■ Aim: Output exactly the lines between the line that contains "Extract the structured" and the last line of the material, counting both.

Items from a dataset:

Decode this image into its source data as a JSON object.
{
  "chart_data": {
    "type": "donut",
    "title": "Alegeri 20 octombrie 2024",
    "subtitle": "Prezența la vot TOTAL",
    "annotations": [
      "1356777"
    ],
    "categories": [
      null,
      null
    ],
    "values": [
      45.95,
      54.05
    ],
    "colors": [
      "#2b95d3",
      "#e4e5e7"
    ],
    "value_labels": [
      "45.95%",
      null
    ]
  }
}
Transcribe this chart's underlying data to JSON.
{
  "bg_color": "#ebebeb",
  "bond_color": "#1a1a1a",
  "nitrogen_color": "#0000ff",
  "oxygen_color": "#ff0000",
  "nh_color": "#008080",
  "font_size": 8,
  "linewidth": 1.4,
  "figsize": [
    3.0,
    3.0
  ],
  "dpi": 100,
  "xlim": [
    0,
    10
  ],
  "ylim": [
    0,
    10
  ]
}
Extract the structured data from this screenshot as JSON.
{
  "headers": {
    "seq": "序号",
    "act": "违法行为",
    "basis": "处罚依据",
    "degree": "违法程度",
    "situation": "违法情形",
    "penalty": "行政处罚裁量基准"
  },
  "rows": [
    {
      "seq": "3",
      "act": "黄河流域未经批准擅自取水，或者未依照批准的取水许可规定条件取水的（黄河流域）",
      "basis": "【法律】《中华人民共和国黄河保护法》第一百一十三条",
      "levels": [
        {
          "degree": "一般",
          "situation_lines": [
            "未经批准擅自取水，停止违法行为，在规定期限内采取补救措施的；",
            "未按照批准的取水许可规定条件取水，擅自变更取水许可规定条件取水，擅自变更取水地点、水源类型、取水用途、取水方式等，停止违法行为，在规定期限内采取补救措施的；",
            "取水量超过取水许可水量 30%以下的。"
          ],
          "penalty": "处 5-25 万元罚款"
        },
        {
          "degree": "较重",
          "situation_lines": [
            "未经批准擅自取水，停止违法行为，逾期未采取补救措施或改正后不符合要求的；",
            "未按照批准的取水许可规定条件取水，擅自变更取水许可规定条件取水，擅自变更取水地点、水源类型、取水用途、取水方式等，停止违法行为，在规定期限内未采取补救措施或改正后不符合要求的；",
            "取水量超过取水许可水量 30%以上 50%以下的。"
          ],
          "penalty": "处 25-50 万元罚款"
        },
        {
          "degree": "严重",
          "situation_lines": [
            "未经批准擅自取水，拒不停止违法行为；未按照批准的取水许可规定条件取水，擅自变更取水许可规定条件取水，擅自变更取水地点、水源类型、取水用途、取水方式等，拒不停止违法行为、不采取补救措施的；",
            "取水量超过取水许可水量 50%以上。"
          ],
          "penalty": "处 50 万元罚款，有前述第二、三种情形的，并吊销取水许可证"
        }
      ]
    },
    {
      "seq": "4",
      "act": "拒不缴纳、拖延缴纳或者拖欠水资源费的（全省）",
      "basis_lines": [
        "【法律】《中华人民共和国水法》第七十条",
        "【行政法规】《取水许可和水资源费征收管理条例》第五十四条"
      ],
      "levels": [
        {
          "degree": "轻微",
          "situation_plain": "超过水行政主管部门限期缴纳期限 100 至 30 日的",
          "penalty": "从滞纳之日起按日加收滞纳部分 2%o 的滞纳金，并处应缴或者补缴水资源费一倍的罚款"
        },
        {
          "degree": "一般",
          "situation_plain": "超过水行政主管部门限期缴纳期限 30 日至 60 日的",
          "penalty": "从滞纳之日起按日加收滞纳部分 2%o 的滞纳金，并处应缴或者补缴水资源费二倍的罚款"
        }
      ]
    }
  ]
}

■ Answer to the exercise:
Extract the structured data from this screenshot as JSON.
{
  "headers": {
    "seq": "序号",
    "act": "违法行为",
    "basis": "处罚依据",
    "degree": "违法程度",
    "situation": "违法情形",
    "penalty": "行政处罚裁量基准"
  },
  "rows": [
    {
      "seq": "3",
      "act": "黄河流域未经批准擅自取水，或者未依照批准的取水许可规定条件取水的（黄河流域）",
      "basis": "【法律】《中华人民共和国黄河保护法》第一百一十三条",
      "levels": [
        {
          "degree": "一般",
          "situation_lines": [
            "未经批准擅自取水，停止违法行为，在规定期限内采取补救措施的；",
            "未按照批准的取水许可规定条件取水，擅自变更取水许可规定条件取水，擅自变更取水地点、水源类型、取水用途、取水方式等，停止违法行为，在规定期限内采取补救措施的；",
            "取水量超过取水许可水量 30%以下的。"
          ],
          "penalty": "处 5-25 万元罚款"
        },
        {
          "degree": "较重",
          "situation_lines": [
            "未经批准擅自取水，停止违法行为，逾期未采取补救措施或改正后不符合要求的；",
            "未按照批准的取水许可规定条件取水，擅自变更取水许可规定条件取水，擅自变更取水地点、水源类型、取水用途、取水方式等，停止违法行为，在规定期限内未采取补救措施或改正后不符合要求的；",
            "取水量超过取水许可水量 30%以上 50%以下的。"
          ],
          "penalty": "处 25-50 万元罚款"
        },
        {
          "degree": "严重",
          "situation_lines": [
            "未经批准擅自取水，拒不停止违法行为；未按照批准的取水许可规定条件取水，擅自变更取水许可规定条件取水，擅自变更取水地点、水源类型、取水用途、取水方式等，拒不停止违法行为、不采取补救措施的；",
            "取水量超过取水许可水量 50%以上。"
          ],
          "penalty": "处 50 万元罚款，有前述第二、三种情形的，并吊销取水许可证"
        }
      ]
    },
    {
      "seq": "4",
      "act": "拒不缴纳、拖延缴纳或者拖欠水资源费的（全省）",
      "basis_lines": [
        "【法律】《中华人民共和国水法》第七十条",
        "【行政法规】《取水许可和水资源费征收管理条例》第五十四条"
      ],
      "levels": [
        {
          "degree": "轻微",
          "situation_plain": "超过水行政主管部门限期缴纳期限 100 至 30 日的",
          "penalty": "从滞纳之日起按日加收滞纳部分 2%o 的滞纳金，并处应缴或者补缴水资源费一倍的罚款"
        },
        {
          "degree": "一般",
          "situation_plain": "超过水行政主管部门限期缴纳期限 30 日至 60 日的",
          "penalty": "从滞纳之日起按日加收滞纳部分 2%o 的滞纳金，并处应缴或者补缴水资源费二倍的罚款"
        }
      ]
    }
  ]
}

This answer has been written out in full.